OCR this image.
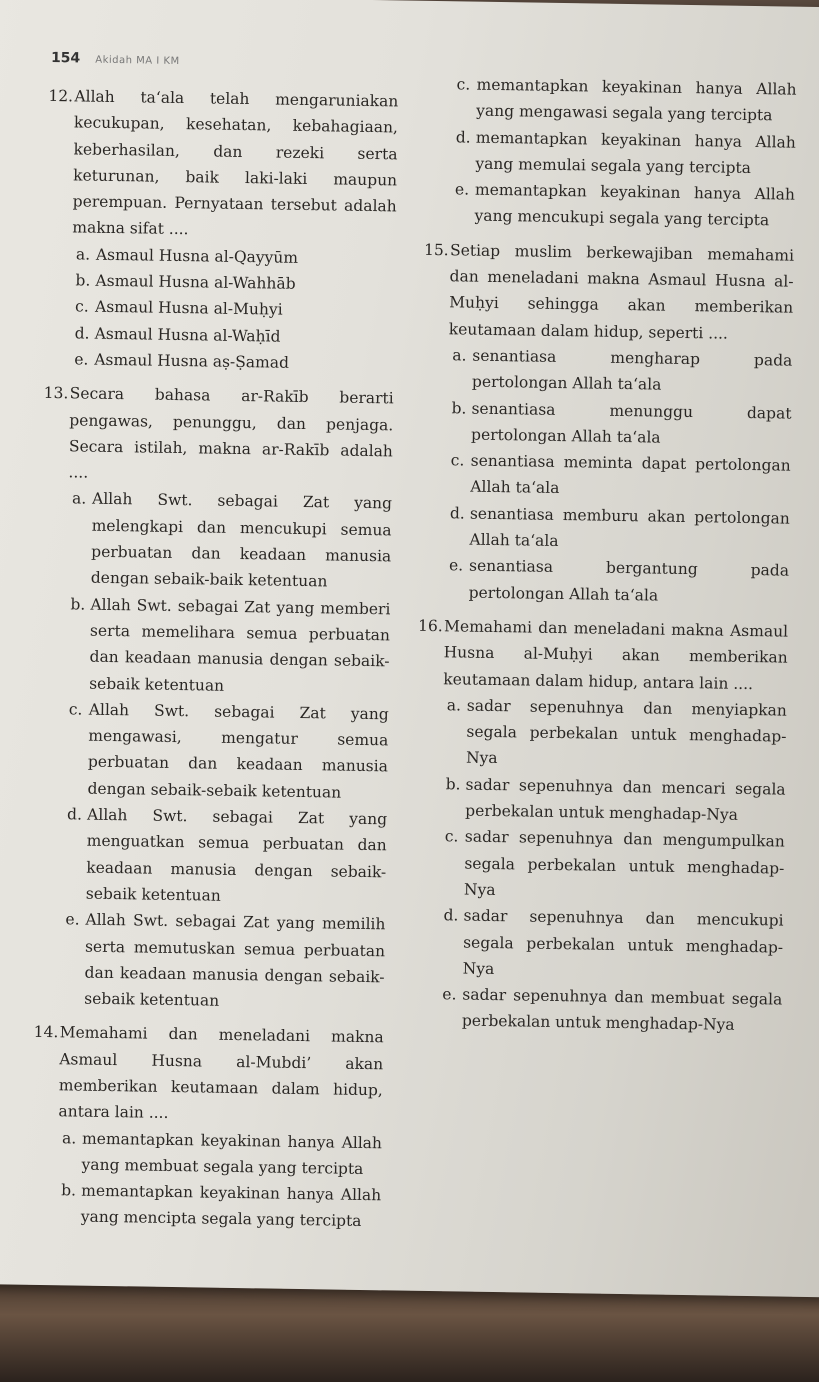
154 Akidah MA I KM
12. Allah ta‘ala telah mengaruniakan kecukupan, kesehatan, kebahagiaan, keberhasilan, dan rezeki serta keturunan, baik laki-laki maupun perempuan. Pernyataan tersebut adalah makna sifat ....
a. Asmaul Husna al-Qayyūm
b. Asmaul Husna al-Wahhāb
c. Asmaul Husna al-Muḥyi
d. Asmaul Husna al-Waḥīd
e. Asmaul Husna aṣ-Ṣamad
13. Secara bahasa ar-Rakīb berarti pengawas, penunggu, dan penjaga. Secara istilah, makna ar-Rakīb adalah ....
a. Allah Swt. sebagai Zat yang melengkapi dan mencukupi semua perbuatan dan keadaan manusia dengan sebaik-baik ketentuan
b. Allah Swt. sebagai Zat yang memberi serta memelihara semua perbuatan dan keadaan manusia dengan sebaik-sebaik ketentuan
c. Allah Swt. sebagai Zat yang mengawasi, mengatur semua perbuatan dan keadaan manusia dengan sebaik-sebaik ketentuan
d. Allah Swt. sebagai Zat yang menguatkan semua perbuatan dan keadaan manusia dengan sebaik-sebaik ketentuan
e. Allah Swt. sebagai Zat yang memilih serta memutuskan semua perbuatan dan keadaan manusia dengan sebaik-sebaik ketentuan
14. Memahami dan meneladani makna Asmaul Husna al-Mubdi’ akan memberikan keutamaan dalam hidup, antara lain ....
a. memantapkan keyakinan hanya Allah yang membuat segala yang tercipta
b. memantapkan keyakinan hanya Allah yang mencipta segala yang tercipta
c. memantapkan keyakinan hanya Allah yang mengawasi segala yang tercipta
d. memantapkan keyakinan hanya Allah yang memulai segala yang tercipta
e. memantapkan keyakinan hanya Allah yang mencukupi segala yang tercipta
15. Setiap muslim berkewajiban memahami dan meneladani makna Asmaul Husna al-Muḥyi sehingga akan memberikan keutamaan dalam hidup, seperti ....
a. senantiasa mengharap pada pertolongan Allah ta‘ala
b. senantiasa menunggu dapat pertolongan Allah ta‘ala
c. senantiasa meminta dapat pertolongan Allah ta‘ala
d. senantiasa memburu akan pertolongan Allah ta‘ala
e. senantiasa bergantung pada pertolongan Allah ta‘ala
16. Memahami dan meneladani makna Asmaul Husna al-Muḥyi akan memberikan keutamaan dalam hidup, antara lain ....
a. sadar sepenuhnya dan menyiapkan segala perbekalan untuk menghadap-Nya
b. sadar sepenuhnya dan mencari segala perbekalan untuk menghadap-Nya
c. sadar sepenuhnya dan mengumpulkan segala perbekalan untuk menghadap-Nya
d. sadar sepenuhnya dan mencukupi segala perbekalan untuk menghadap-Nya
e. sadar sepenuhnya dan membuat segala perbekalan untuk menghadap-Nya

==*==

Please repeat the entries exactly. Do not include the pictures.

OCR this image.
154 Akidah MA I KM
12. Allah ta‘ala telah mengaruniakan kecukupan, kesehatan, kebahagiaan, keberhasilan, dan rezeki serta keturunan, baik laki-laki maupun perempuan. Pernyataan tersebut adalah makna sifat ....
a. Asmaul Husna al-Qayyūm
b. Asmaul Husna al-Wahhāb
c. Asmaul Husna al-Muḥyi
d. Asmaul Husna al-Waḥīd
e. Asmaul Husna aṣ-Ṣamad
13. Secara bahasa ar-Rakīb berarti pengawas, penunggu, dan penjaga. Secara istilah, makna ar-Rakīb adalah ....
a. Allah Swt. sebagai Zat yang melengkapi dan mencukupi semua perbuatan dan keadaan manusia dengan sebaik-baik ketentuan
b. Allah Swt. sebagai Zat yang memberi serta memelihara semua perbuatan dan keadaan manusia dengan sebaik-sebaik ketentuan
c. Allah Swt. sebagai Zat yang mengawasi, mengatur semua perbuatan dan keadaan manusia dengan sebaik-sebaik ketentuan
d. Allah Swt. sebagai Zat yang menguatkan semua perbuatan dan keadaan manusia dengan sebaik-sebaik ketentuan
e. Allah Swt. sebagai Zat yang memilih serta memutuskan semua perbuatan dan keadaan manusia dengan sebaik-sebaik ketentuan
14. Memahami dan meneladani makna Asmaul Husna al-Mubdi’ akan memberikan keutamaan dalam hidup, antara lain ....
a. memantapkan keyakinan hanya Allah yang membuat segala yang tercipta
b. memantapkan keyakinan hanya Allah yang mencipta segala yang tercipta
c. memantapkan keyakinan hanya Allah yang mengawasi segala yang tercipta
d. memantapkan keyakinan hanya Allah yang memulai segala yang tercipta
e. memantapkan keyakinan hanya Allah yang mencukupi segala yang tercipta
15. Setiap muslim berkewajiban memahami dan meneladani makna Asmaul Husna al-Muḥyi sehingga akan memberikan keutamaan dalam hidup, seperti ....
a. senantiasa mengharap pada pertolongan Allah ta‘ala
b. senantiasa menunggu dapat pertolongan Allah ta‘ala
c. senantiasa meminta dapat pertolongan Allah ta‘ala
d. senantiasa memburu akan pertolongan Allah ta‘ala
e. senantiasa bergantung pada pertolongan Allah ta‘ala
16. Memahami dan meneladani makna Asmaul Husna al-Muḥyi akan memberikan keutamaan dalam hidup, antara lain ....
a. sadar sepenuhnya dan menyiapkan segala perbekalan untuk menghadap-Nya
b. sadar sepenuhnya dan mencari segala perbekalan untuk menghadap-Nya
c. sadar sepenuhnya dan mengumpulkan segala perbekalan untuk menghadap-Nya
d. sadar sepenuhnya dan mencukupi segala perbekalan untuk menghadap-Nya
e. sadar sepenuhnya dan membuat segala perbekalan untuk menghadap-Nya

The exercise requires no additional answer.